[Text section]

In a country where everybody wants to be an engineer, support for the arts is meagre: limited platforms, little funding, and sporadic audience. But what started as an uphill battle for Delhi-based indie band Man.Goes Human has now taken them straight to Hollywood. Their music has been featured in the latest Netflix release Extraction, starring Chris Hemsworth, Randeep Hooda and Pankaj Tripathi, which premiered on April 24.
The film, directed by Sam Hargrave, was shot in India and Thailand, with Hemsworth on an ‘extraction’ mission while the band plays in the background.
Man. Goes Human is known for their alternative style of music and funky basslines. In a world of thumping Bollywood tracks and electronic acts, their music is subtle, understated and novel.
“We have been playing for more than eight years,” says Sharan Gulati, the band’s co-founder and guitarist. “There was a time when there would be only two or three people in the audience at a bar, and we would go on and play an entire set.”
Times have certainly changed.
In 2015, they won the Hindustan Times War of the Jammers that took them to Singapore, where they toured and played for a foreign audience for the first time. This inspired them to create their own international tours, and since then they have curated multi-city tours in Thailand and Vietnam, playing at different venues, including a Sofar session. “These tours help push the band’s boundaries, and help us understand how a global audience perceives our music. The audience there was phenomenal and receptive to the music,” says the band’s manager, Tejeshwar Singh.
However, nothing compares to being in Hollywood.

[Actions to take]
1. According to the article on the band Man.Goes Human, which competition did the band win in 2015?
2. From the article on the band, return everything from "In a country" down to "on April 24." without changing a word.

(Element and region data)
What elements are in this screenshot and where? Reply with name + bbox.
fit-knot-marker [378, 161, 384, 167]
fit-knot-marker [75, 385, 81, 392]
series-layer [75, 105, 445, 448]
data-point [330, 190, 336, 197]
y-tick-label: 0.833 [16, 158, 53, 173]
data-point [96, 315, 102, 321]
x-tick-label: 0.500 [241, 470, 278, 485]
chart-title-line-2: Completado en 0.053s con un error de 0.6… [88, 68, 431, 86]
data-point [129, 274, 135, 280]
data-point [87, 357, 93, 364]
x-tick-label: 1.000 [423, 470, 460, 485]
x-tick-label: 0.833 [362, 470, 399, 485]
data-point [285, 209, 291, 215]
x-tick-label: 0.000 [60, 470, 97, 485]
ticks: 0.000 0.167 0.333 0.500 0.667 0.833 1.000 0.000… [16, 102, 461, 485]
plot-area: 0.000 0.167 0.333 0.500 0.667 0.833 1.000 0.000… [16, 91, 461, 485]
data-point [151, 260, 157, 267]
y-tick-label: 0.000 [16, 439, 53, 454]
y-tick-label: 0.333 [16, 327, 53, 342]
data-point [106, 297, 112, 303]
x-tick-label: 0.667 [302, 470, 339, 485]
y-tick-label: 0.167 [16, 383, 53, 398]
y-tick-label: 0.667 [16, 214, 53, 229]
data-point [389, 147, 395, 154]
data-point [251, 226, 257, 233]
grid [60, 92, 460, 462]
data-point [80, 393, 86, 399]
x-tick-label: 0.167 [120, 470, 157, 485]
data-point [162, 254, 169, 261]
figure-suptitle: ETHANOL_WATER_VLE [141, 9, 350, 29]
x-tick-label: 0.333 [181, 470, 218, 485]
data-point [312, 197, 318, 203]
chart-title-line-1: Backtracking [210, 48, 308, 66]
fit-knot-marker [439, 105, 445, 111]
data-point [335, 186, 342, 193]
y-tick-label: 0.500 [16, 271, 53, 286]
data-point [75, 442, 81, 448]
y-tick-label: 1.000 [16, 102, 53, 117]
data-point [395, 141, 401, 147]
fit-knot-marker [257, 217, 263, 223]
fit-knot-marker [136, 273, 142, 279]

* * *

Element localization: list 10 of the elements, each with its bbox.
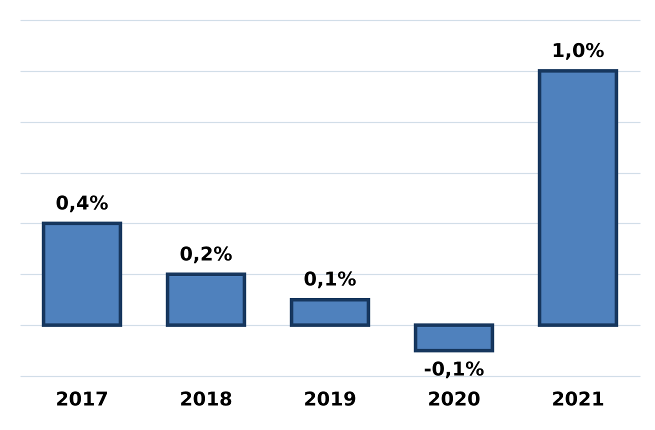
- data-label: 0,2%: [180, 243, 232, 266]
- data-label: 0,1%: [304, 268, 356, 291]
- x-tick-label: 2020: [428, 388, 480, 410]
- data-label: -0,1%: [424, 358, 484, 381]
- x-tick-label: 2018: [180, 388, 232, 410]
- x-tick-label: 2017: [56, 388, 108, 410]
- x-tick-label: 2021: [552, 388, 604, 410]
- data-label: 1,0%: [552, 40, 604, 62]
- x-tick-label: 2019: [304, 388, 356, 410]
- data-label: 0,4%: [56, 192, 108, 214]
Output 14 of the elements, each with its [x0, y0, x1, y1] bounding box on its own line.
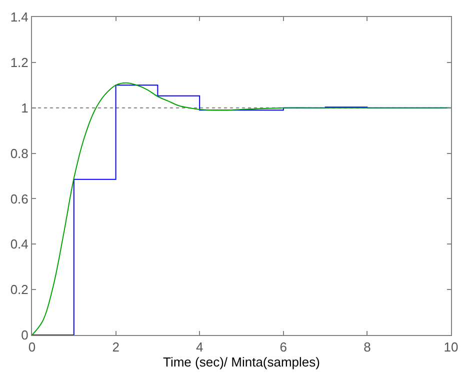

[Task-by-task results]
1. The Hindustan Times War of the Jammers.

2.
In a country where everybody wants to be an engineer, support for the arts is meagre: limited platforms, little funding, and sporadic audience. But what started as an uphill battle for Delhi-based indie band Man.Goes Human has now taken them straight to Hollywood. Their music has been featured in the latest Netflix release Extraction, starring Chris Hemsworth, Randeep Hooda and Pankaj Tripathi, which premiered on April 24.